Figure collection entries
▬▬▬▬▬▬▬▬▬▬

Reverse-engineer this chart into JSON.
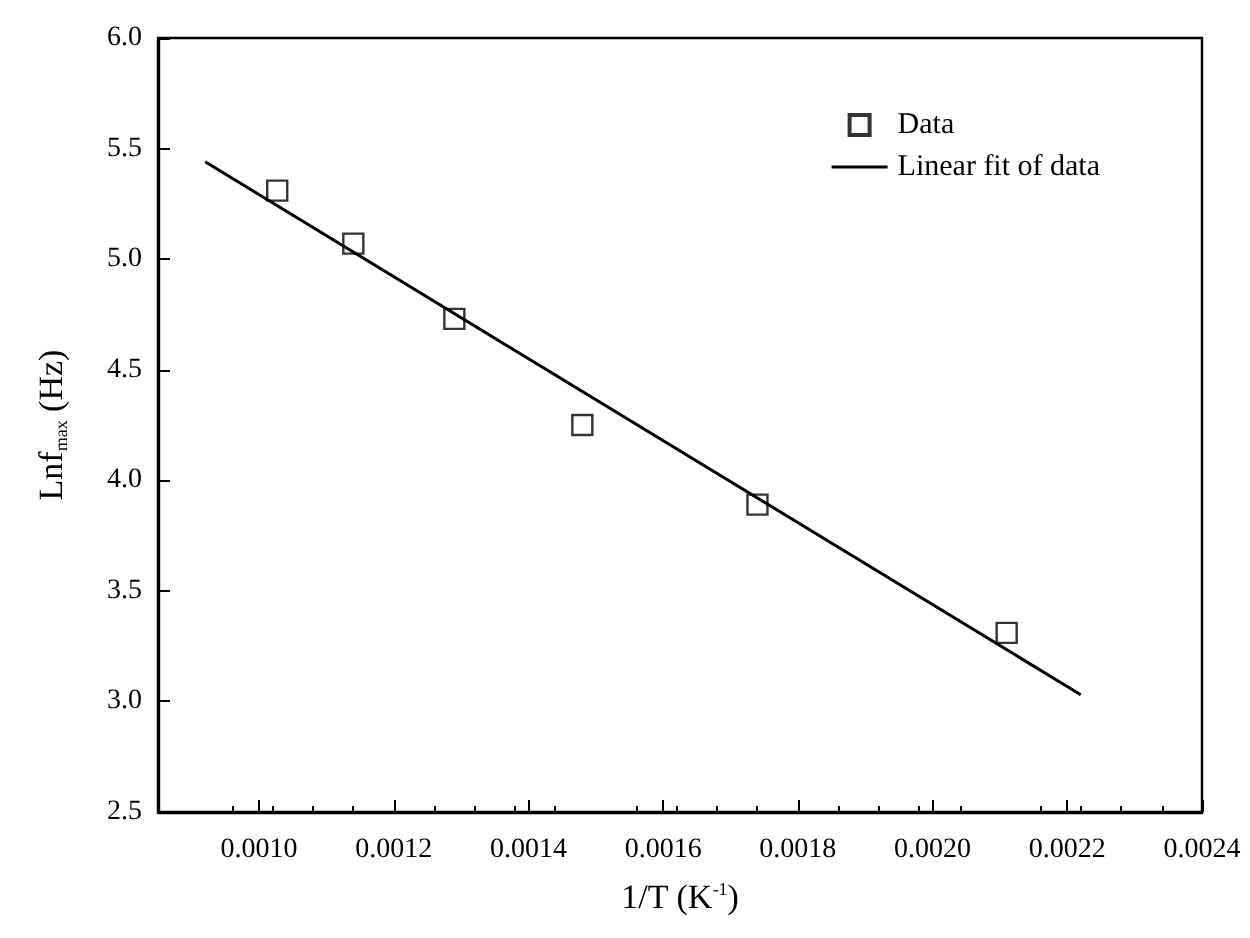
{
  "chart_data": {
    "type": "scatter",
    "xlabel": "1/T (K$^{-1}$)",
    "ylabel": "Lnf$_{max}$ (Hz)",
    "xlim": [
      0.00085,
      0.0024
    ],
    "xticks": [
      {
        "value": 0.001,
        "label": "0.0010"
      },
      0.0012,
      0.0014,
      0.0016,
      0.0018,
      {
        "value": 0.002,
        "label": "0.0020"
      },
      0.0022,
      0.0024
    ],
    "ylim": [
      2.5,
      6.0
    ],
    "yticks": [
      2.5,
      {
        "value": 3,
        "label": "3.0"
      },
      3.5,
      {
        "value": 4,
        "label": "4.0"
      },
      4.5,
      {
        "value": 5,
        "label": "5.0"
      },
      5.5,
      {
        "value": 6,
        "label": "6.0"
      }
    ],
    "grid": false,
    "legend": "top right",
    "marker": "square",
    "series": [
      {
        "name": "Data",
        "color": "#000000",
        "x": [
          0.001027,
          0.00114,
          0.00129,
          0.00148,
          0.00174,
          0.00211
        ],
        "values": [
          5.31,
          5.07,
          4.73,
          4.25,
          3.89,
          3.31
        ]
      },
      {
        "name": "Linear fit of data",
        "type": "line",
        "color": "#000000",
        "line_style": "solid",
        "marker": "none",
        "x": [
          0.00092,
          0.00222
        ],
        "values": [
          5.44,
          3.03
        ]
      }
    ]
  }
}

▬▬▬▬▬▬▬▬▬▬

» **Problem to work on**: Images in the data above are to be skipped. Retype all other material exactly.

» **Right answer**:
Reverse-engineer this chart into JSON.
{
  "chart_data": {
    "type": "scatter",
    "xlabel": "1/T (K$^{-1}$)",
    "ylabel": "Lnf$_{max}$ (Hz)",
    "xlim": [
      0.00085,
      0.0024
    ],
    "xticks": [
      {
        "value": 0.001,
        "label": "0.0010"
      },
      0.0012,
      0.0014,
      0.0016,
      0.0018,
      {
        "value": 0.002,
        "label": "0.0020"
      },
      0.0022,
      0.0024
    ],
    "ylim": [
      2.5,
      6.0
    ],
    "yticks": [
      2.5,
      {
        "value": 3,
        "label": "3.0"
      },
      3.5,
      {
        "value": 4,
        "label": "4.0"
      },
      4.5,
      {
        "value": 5,
        "label": "5.0"
      },
      5.5,
      {
        "value": 6,
        "label": "6.0"
      }
    ],
    "grid": false,
    "legend": "top right",
    "marker": "square",
    "series": [
      {
        "name": "Data",
        "color": "#000000",
        "x": [
          0.001027,
          0.00114,
          0.00129,
          0.00148,
          0.00174,
          0.00211
        ],
        "values": [
          5.31,
          5.07,
          4.73,
          4.25,
          3.89,
          3.31
        ]
      },
      {
        "name": "Linear fit of data",
        "type": "line",
        "color": "#000000",
        "line_style": "solid",
        "marker": "none",
        "x": [
          0.00092,
          0.00222
        ],
        "values": [
          5.44,
          3.03
        ]
      }
    ]
  }
}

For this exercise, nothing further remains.